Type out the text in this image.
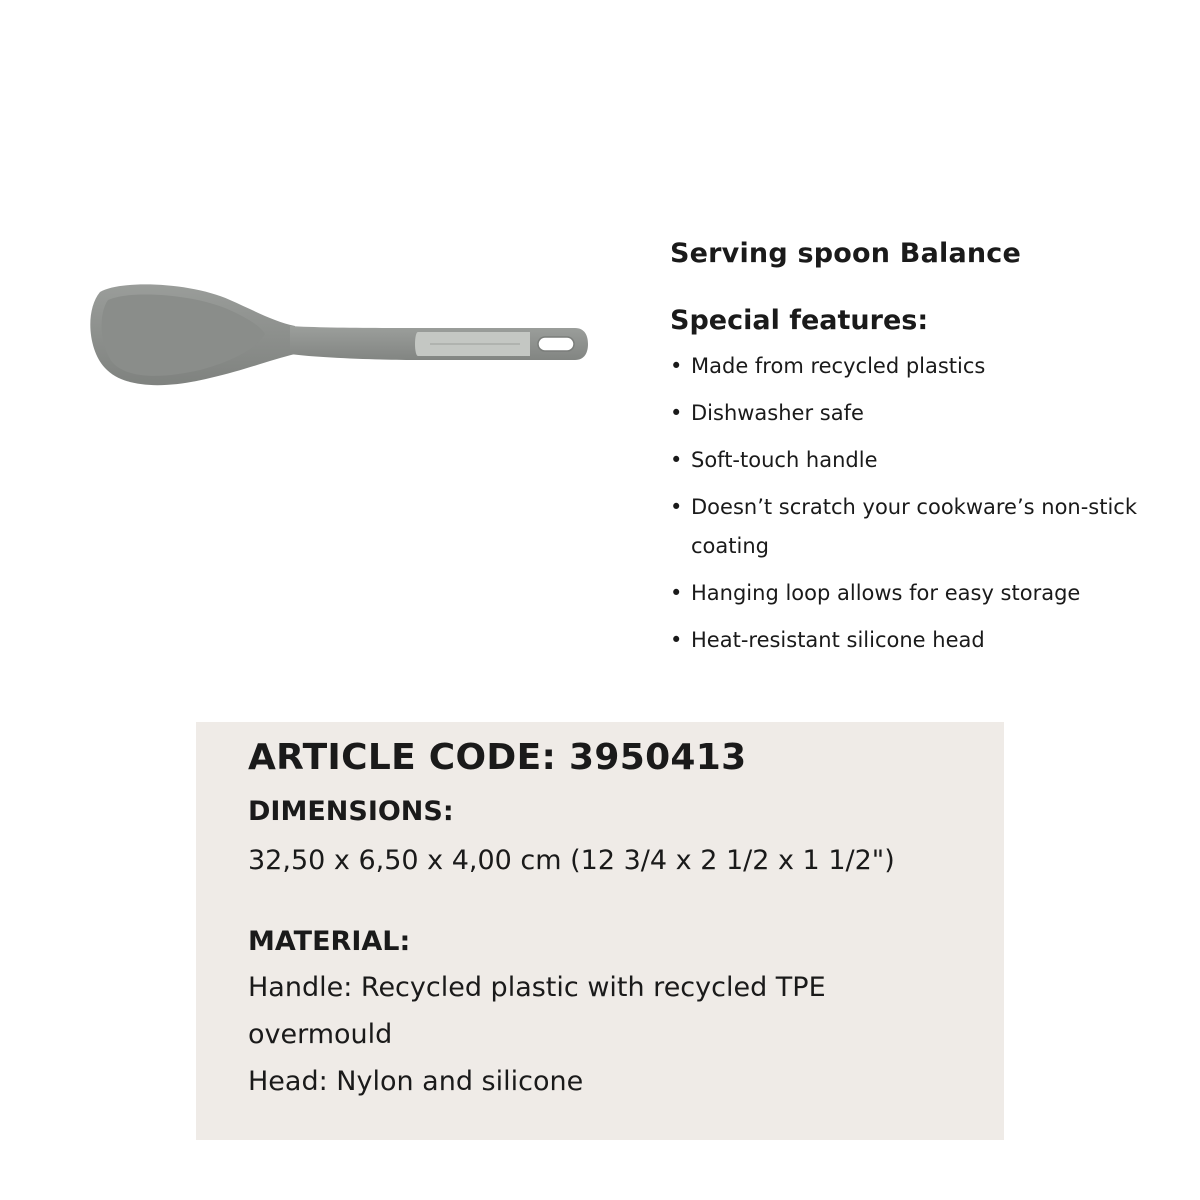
Serving spoon Balance
Special features:
• Made from recycled plastics
• Dishwasher safe
• Soft-touch handle
• Doesn’t scratch your cookware’s non-stick coating
• Hanging loop allows for easy storage
• Heat-resistant silicone head
ARTICLE CODE: 3950413
DIMENSIONS:

32,50 x 6,50 x 4,00 cm (12 3/4 x 2 1/2 x 1 1/2")

MATERIAL:

Handle: Recycled plastic with recycled TPE overmould

Head: Nylon and silicone
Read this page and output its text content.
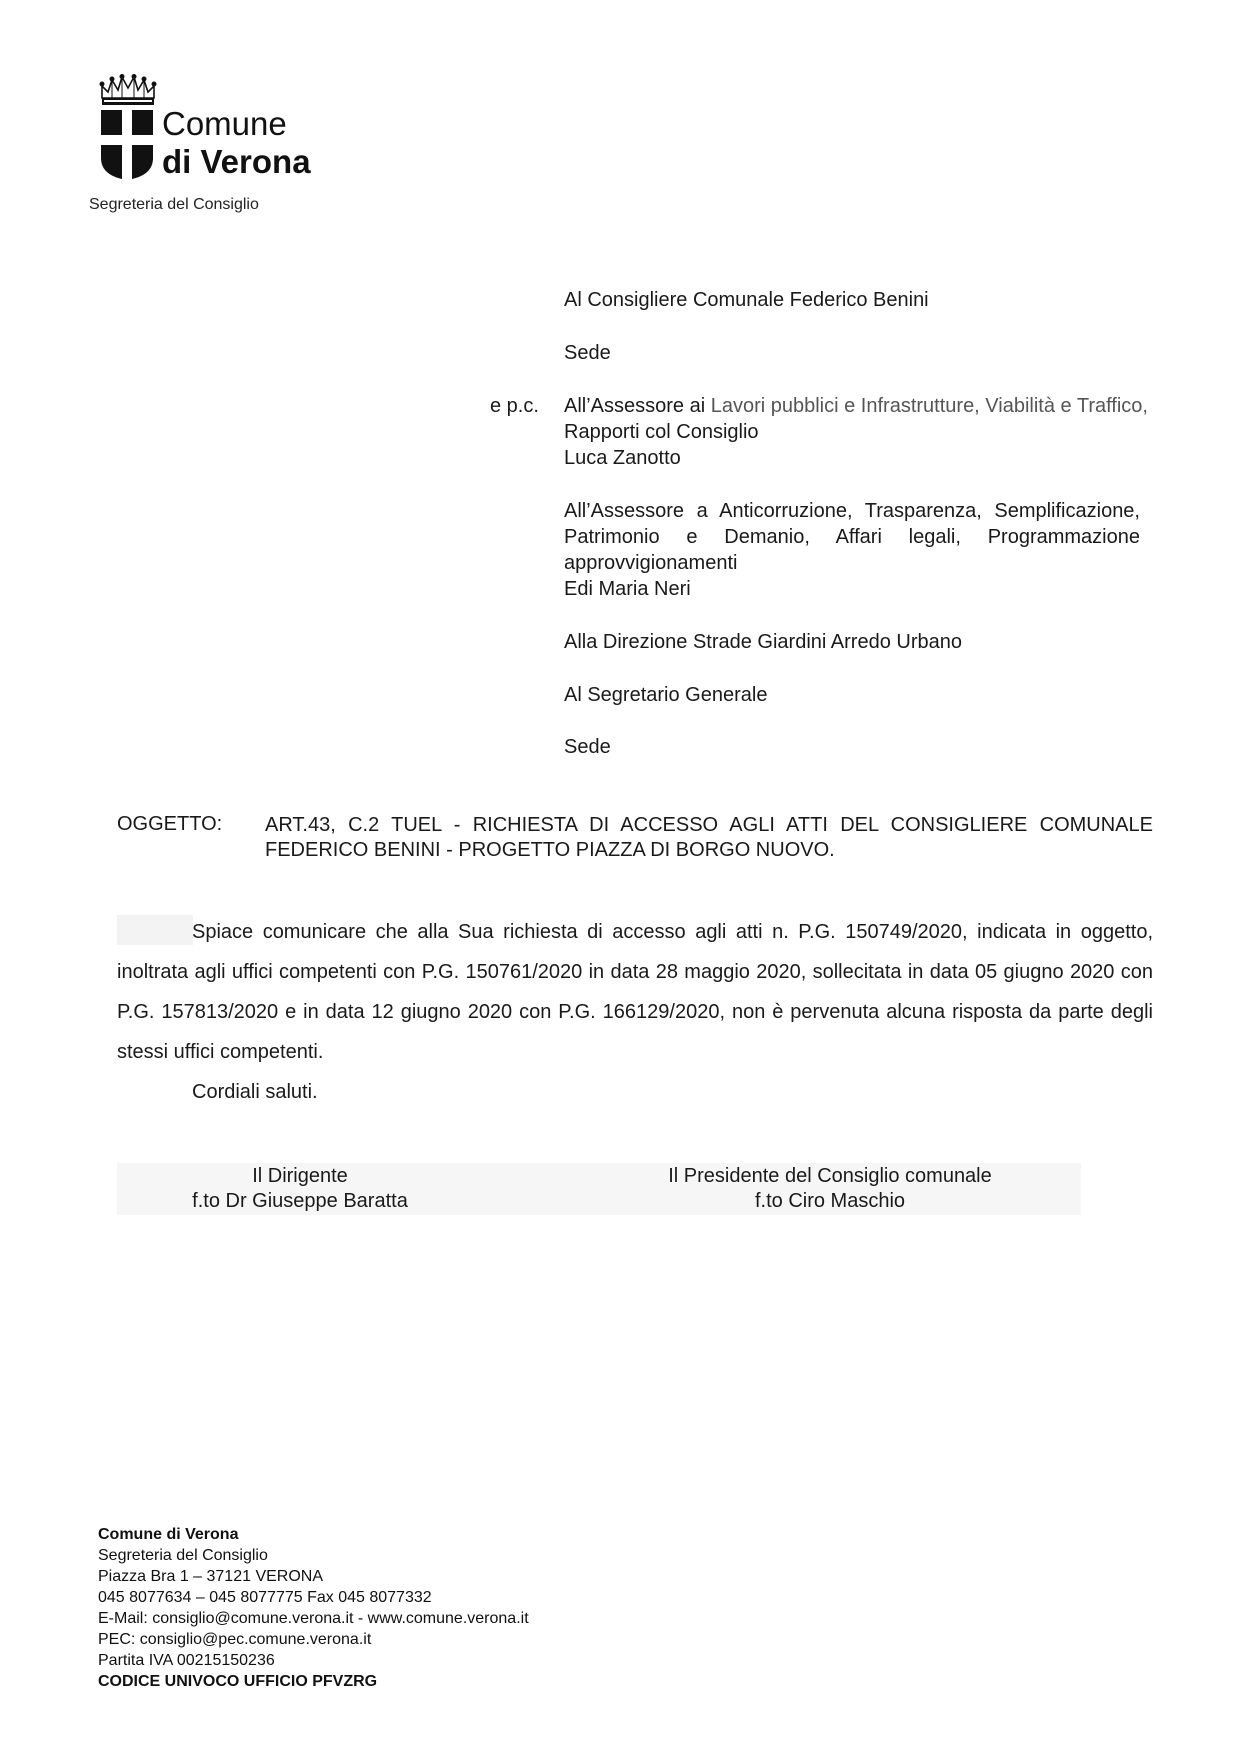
Comune
di Verona
Segreteria del Consiglio
Al Consigliere Comunale Federico Benini
Sede
e p.c. All’Assessore ai Lavori pubblici e Infrastrutture, Viabilità e Traffico, Rapporti col Consiglio
Luca Zanotto
All’Assessore a Anticorruzione, Trasparenza, Semplificazione, Patrimonio e Demanio, Affari legali, Programmazione approvvigionamenti
Edi Maria Neri
Alla Direzione Strade Giardini Arredo Urbano
Al Segretario Generale
Sede
OGGETTO: ART.43, C.2 TUEL - RICHIESTA DI ACCESSO AGLI ATTI DEL CONSIGLIERE COMUNALE FEDERICO BENINI - PROGETTO PIAZZA DI BORGO NUOVO.

Spiace comunicare che alla Sua richiesta di accesso agli atti n. P.G. 150749/2020, indicata in oggetto, inoltrata agli uffici competenti con P.G. 150761/2020 in data 28 maggio 2020, sollecitata in data 05 giugno 2020 con P.G. 157813/2020 e in data 12 giugno 2020 con P.G. 166129/2020, non è pervenuta alcuna risposta da parte degli stessi uffici competenti.

Cordiali saluti.

Il Dirigente
f.to Dr Giuseppe Baratta
Il Presidente del Consiglio comunale
f.to Ciro Maschio
Comune di Verona
Segreteria del Consiglio
Piazza Bra 1 – 37121 VERONA
045 8077634 – 045 8077775 Fax 045 8077332
E-Mail: consiglio@comune.verona.it - www.comune.verona.it
PEC: consiglio@pec.comune.verona.it
Partita IVA 00215150236
CODICE UNIVOCO UFFICIO PFVZRG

----------

◆ What the task requires ◆
Go through the material and copy out every line with "recycled" in it.

◆ In response ◆
• Made from recycled plastics
Handle: Recycled plastic with recycled TPE overmould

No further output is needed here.